**Exercise task**
Output the entries below exactly as written, omitting pictures.

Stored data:
"""

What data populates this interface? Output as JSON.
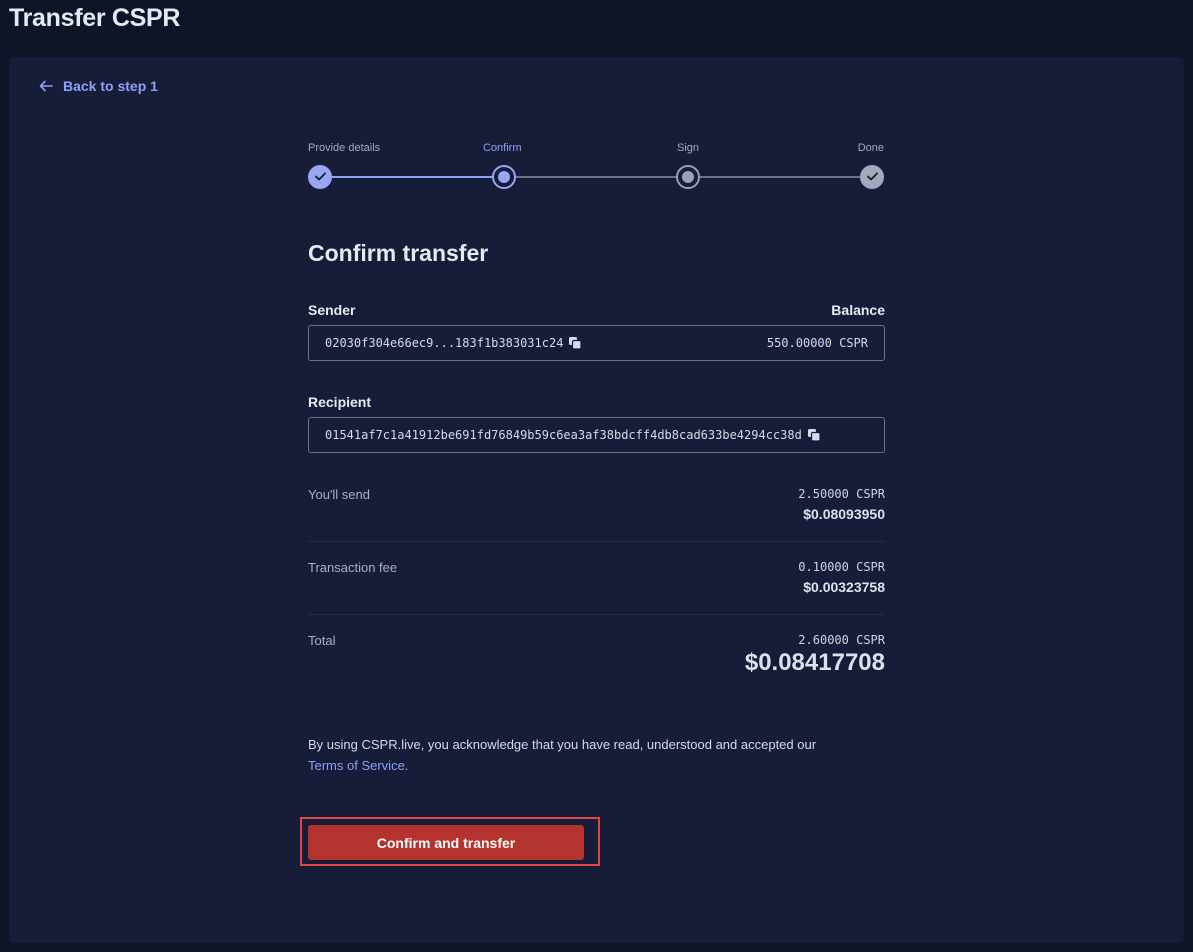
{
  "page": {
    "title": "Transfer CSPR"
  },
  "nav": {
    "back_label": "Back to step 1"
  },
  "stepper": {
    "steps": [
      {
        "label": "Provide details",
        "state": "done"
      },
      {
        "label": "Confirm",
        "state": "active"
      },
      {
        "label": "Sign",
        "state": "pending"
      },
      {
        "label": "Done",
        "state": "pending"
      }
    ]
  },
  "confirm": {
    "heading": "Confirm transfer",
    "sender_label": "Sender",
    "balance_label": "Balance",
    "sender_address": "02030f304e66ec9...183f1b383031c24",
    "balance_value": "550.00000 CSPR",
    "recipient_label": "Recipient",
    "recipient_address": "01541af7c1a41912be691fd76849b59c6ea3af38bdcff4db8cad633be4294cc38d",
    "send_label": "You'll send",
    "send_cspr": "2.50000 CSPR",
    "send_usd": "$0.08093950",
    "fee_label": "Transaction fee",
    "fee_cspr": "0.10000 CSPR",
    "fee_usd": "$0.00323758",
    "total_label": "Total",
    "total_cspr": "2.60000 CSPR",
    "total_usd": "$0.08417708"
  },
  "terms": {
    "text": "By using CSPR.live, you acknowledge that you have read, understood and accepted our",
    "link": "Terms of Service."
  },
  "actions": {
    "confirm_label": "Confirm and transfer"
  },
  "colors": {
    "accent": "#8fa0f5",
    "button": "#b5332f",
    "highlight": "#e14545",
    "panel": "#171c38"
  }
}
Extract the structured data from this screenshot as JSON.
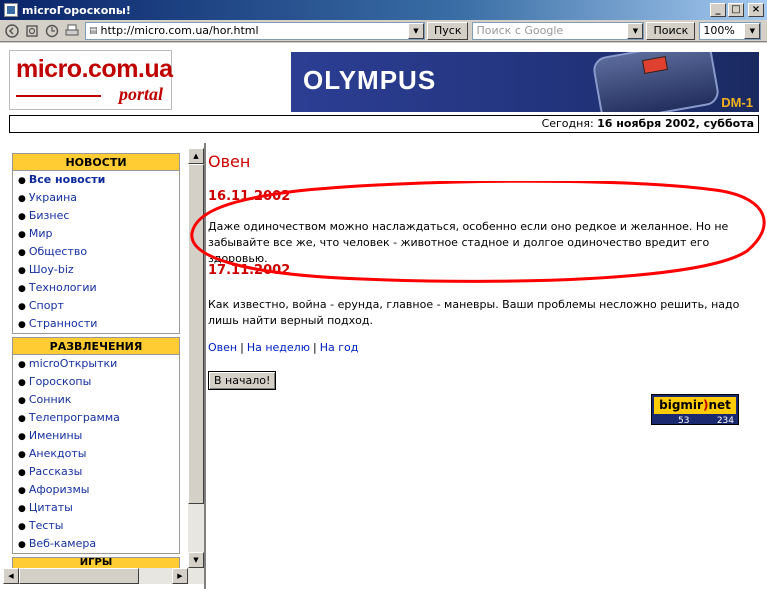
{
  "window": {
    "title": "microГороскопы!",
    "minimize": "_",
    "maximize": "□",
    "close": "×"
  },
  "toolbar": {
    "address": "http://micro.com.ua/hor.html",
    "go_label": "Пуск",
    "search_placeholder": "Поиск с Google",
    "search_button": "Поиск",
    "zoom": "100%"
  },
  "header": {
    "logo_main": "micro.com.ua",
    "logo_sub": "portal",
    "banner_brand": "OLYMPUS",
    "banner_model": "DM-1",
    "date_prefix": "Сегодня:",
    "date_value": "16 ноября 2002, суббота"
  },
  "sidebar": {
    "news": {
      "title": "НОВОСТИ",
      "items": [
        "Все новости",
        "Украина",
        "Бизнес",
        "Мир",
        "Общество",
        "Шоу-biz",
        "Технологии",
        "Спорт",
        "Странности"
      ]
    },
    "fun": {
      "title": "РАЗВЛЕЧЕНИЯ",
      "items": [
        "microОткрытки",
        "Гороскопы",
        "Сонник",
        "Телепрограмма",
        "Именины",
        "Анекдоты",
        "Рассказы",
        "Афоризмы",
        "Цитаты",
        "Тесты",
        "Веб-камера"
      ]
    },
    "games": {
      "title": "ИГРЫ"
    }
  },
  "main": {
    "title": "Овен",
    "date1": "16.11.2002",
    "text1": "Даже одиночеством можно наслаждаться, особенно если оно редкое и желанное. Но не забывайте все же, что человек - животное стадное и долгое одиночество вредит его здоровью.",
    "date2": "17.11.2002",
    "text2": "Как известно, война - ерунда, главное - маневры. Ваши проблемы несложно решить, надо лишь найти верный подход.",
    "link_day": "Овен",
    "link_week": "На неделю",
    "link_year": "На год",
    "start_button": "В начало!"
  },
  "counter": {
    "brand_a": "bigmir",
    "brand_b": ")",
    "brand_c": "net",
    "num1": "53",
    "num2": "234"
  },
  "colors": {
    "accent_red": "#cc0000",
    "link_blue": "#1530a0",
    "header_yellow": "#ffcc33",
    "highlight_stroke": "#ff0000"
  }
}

"""

**Solution to the problem**
What data populates this interface? Output as JSON.
{
  "page": {
    "title": "Transfer CSPR"
  },
  "nav": {
    "back_label": "Back to step 1"
  },
  "stepper": {
    "steps": [
      {
        "label": "Provide details",
        "state": "done"
      },
      {
        "label": "Confirm",
        "state": "active"
      },
      {
        "label": "Sign",
        "state": "pending"
      },
      {
        "label": "Done",
        "state": "pending"
      }
    ]
  },
  "confirm": {
    "heading": "Confirm transfer",
    "sender_label": "Sender",
    "balance_label": "Balance",
    "sender_address": "02030f304e66ec9...183f1b383031c24",
    "balance_value": "550.00000 CSPR",
    "recipient_label": "Recipient",
    "recipient_address": "01541af7c1a41912be691fd76849b59c6ea3af38bdcff4db8cad633be4294cc38d",
    "send_label": "You'll send",
    "send_cspr": "2.50000 CSPR",
    "send_usd": "$0.08093950",
    "fee_label": "Transaction fee",
    "fee_cspr": "0.10000 CSPR",
    "fee_usd": "$0.00323758",
    "total_label": "Total",
    "total_cspr": "2.60000 CSPR",
    "total_usd": "$0.08417708"
  },
  "terms": {
    "text": "By using CSPR.live, you acknowledge that you have read, understood and accepted our",
    "link": "Terms of Service."
  },
  "actions": {
    "confirm_label": "Confirm and transfer"
  },
  "colors": {
    "accent": "#8fa0f5",
    "button": "#b5332f",
    "highlight": "#e14545",
    "panel": "#171c38"
  }
}
Extract the structured data from this screenshot as JSON.
{
  "window": {
    "title": "microГороскопы!",
    "minimize": "_",
    "maximize": "□",
    "close": "×"
  },
  "toolbar": {
    "address": "http://micro.com.ua/hor.html",
    "go_label": "Пуск",
    "search_placeholder": "Поиск с Google",
    "search_button": "Поиск",
    "zoom": "100%"
  },
  "header": {
    "logo_main": "micro.com.ua",
    "logo_sub": "portal",
    "banner_brand": "OLYMPUS",
    "banner_model": "DM-1",
    "date_prefix": "Сегодня:",
    "date_value": "16 ноября 2002, суббота"
  },
  "sidebar": {
    "news": {
      "title": "НОВОСТИ",
      "items": [
        "Все новости",
        "Украина",
        "Бизнес",
        "Мир",
        "Общество",
        "Шоу-biz",
        "Технологии",
        "Спорт",
        "Странности"
      ]
    },
    "fun": {
      "title": "РАЗВЛЕЧЕНИЯ",
      "items": [
        "microОткрытки",
        "Гороскопы",
        "Сонник",
        "Телепрограмма",
        "Именины",
        "Анекдоты",
        "Рассказы",
        "Афоризмы",
        "Цитаты",
        "Тесты",
        "Веб-камера"
      ]
    },
    "games": {
      "title": "ИГРЫ"
    }
  },
  "main": {
    "title": "Овен",
    "date1": "16.11.2002",
    "text1": "Даже одиночеством можно наслаждаться, особенно если оно редкое и желанное. Но не забывайте все же, что человек - животное стадное и долгое одиночество вредит его здоровью.",
    "date2": "17.11.2002",
    "text2": "Как известно, война - ерунда, главное - маневры. Ваши проблемы несложно решить, надо лишь найти верный подход.",
    "link_day": "Овен",
    "link_week": "На неделю",
    "link_year": "На год",
    "start_button": "В начало!"
  },
  "counter": {
    "brand_a": "bigmir",
    "brand_b": ")",
    "brand_c": "net",
    "num1": "53",
    "num2": "234"
  },
  "colors": {
    "accent_red": "#cc0000",
    "link_blue": "#1530a0",
    "header_yellow": "#ffcc33",
    "highlight_stroke": "#ff0000"
  }
}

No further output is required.